Data entries:
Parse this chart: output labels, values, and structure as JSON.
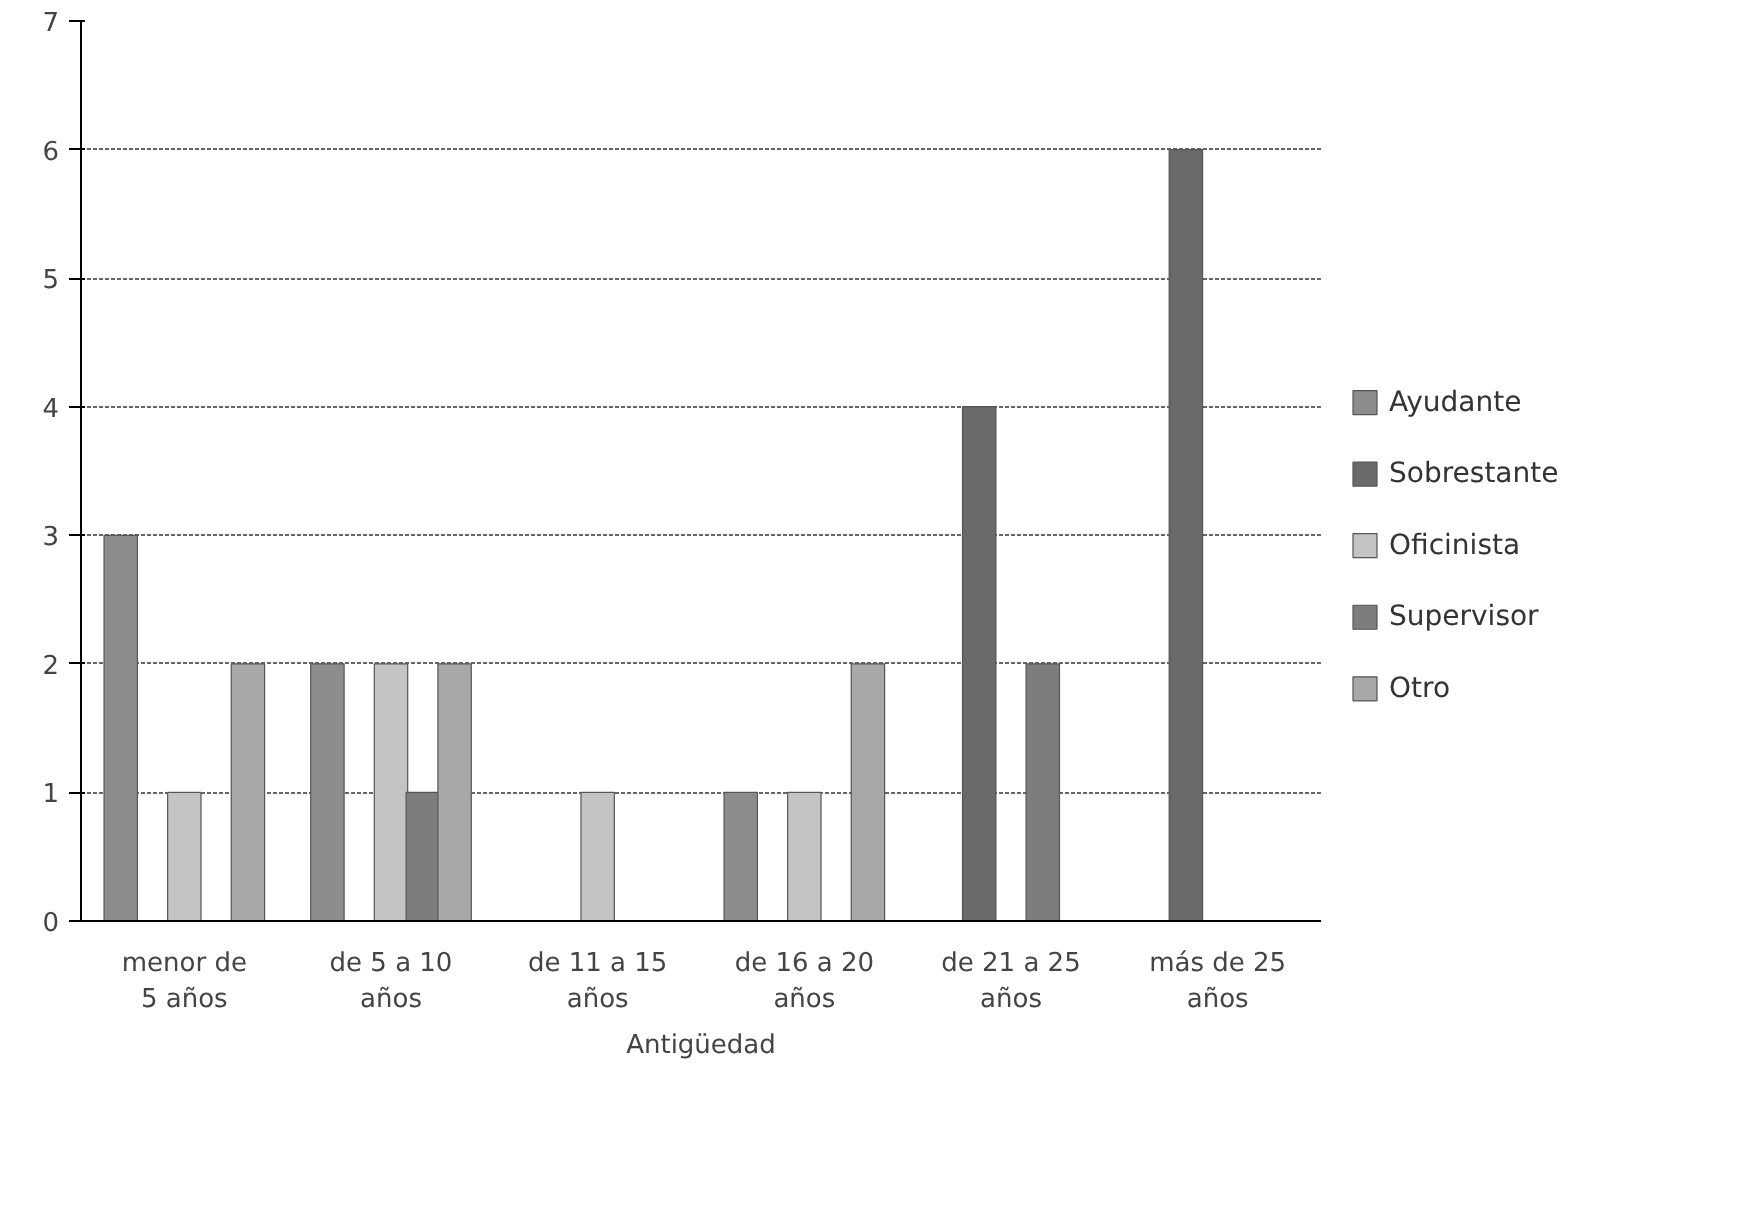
{
  "chart_data": {
    "type": "bar",
    "xlabel": "Antigüedad",
    "categories": [
      "menor de\n5 años",
      "de 5 a 10\naños",
      "de 11 a 15\naños",
      "de 16 a 20\naños",
      "de 21 a 25\naños",
      "más de 25\naños"
    ],
    "series": [
      {
        "name": "Ayudante",
        "color": "#8c8c8c",
        "values": [
          3,
          2,
          null,
          1,
          null,
          null
        ]
      },
      {
        "name": "Sobrestante",
        "color": "#6a6a6a",
        "values": [
          null,
          null,
          null,
          null,
          4,
          6
        ]
      },
      {
        "name": "Oficinista",
        "color": "#c4c4c4",
        "values": [
          1,
          2,
          1,
          1,
          null,
          null
        ]
      },
      {
        "name": "Supervisor",
        "color": "#7d7d7d",
        "values": [
          null,
          1,
          null,
          null,
          2,
          null
        ]
      },
      {
        "name": "Otro",
        "color": "#a8a8a8",
        "values": [
          2,
          2,
          null,
          2,
          null,
          null
        ]
      }
    ],
    "ylim": [
      0,
      7
    ],
    "yticks": [
      0,
      1,
      2,
      3,
      4,
      5,
      6,
      7
    ],
    "grid": "y",
    "legend": "right"
  }
}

The problem: Go through the material above and copy each line that has the word "color".

Solution for this problem:
        "color": "#8c8c8c",
        "color": "#6a6a6a",
        "color": "#c4c4c4",
        "color": "#7d7d7d",
        "color": "#a8a8a8",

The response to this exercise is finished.